Dataset excerpt
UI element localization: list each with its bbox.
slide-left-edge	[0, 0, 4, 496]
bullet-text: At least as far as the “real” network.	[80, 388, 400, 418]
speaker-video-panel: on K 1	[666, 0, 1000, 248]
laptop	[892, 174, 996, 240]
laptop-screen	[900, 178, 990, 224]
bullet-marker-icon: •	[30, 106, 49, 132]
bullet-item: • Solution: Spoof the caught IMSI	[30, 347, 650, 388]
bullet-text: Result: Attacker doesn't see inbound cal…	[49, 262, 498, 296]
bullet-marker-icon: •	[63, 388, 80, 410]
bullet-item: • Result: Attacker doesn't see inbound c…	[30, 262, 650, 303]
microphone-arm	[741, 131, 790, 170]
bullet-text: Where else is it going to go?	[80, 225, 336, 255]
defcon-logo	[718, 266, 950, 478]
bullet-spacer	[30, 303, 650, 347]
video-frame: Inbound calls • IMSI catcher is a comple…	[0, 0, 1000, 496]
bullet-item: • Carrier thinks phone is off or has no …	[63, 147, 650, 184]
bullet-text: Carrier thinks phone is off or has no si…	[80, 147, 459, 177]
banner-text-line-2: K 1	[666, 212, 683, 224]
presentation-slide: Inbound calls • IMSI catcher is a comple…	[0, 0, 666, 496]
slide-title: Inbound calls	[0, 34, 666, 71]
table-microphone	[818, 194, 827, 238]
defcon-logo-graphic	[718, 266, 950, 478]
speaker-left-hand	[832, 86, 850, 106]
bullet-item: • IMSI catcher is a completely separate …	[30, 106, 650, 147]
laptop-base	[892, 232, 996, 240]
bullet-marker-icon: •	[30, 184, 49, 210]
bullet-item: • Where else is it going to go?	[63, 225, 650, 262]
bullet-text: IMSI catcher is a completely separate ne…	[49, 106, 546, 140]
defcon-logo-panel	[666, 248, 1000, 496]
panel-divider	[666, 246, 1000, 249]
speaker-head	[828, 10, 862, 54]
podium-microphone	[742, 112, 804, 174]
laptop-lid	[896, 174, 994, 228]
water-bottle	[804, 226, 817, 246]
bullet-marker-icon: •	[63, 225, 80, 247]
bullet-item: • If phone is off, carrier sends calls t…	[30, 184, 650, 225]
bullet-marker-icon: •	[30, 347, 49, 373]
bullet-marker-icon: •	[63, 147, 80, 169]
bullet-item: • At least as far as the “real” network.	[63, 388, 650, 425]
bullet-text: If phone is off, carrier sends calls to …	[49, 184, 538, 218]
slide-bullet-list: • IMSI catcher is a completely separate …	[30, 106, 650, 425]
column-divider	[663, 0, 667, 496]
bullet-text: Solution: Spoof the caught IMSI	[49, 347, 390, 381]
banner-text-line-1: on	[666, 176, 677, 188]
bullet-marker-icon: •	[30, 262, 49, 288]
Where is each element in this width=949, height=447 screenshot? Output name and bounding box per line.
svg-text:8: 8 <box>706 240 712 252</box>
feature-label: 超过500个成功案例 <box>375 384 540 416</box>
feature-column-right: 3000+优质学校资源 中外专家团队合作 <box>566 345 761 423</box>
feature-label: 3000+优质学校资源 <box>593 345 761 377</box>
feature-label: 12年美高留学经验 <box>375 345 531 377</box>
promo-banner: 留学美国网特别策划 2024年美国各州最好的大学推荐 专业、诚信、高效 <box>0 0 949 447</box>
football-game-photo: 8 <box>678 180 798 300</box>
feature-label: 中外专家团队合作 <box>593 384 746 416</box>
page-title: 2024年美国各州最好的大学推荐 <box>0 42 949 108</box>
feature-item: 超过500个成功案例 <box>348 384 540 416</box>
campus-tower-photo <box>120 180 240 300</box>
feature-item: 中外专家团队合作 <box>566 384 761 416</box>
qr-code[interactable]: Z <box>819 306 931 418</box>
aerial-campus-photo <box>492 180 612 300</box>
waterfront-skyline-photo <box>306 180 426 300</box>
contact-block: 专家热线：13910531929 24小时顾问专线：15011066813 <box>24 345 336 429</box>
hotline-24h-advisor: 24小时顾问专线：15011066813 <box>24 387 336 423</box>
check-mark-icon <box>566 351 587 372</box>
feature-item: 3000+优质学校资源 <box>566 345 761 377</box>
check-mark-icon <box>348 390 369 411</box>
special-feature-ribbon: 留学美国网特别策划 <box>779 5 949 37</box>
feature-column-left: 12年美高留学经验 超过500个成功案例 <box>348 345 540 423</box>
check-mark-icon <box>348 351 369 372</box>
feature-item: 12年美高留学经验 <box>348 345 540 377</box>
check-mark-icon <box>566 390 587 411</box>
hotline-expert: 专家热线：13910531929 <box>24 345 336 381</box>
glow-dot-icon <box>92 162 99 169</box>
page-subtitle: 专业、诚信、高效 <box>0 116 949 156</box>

Your instructions:
Can you output verbatim every line from the beginning of the records up to and including the line with "178, 990, 224]"?

Response to this task:
UI element localization: list each with its bbox.
slide-left-edge	[0, 0, 4, 496]
bullet-text: At least as far as the “real” network.	[80, 388, 400, 418]
speaker-video-panel: on K 1	[666, 0, 1000, 248]
laptop	[892, 174, 996, 240]
laptop-screen	[900, 178, 990, 224]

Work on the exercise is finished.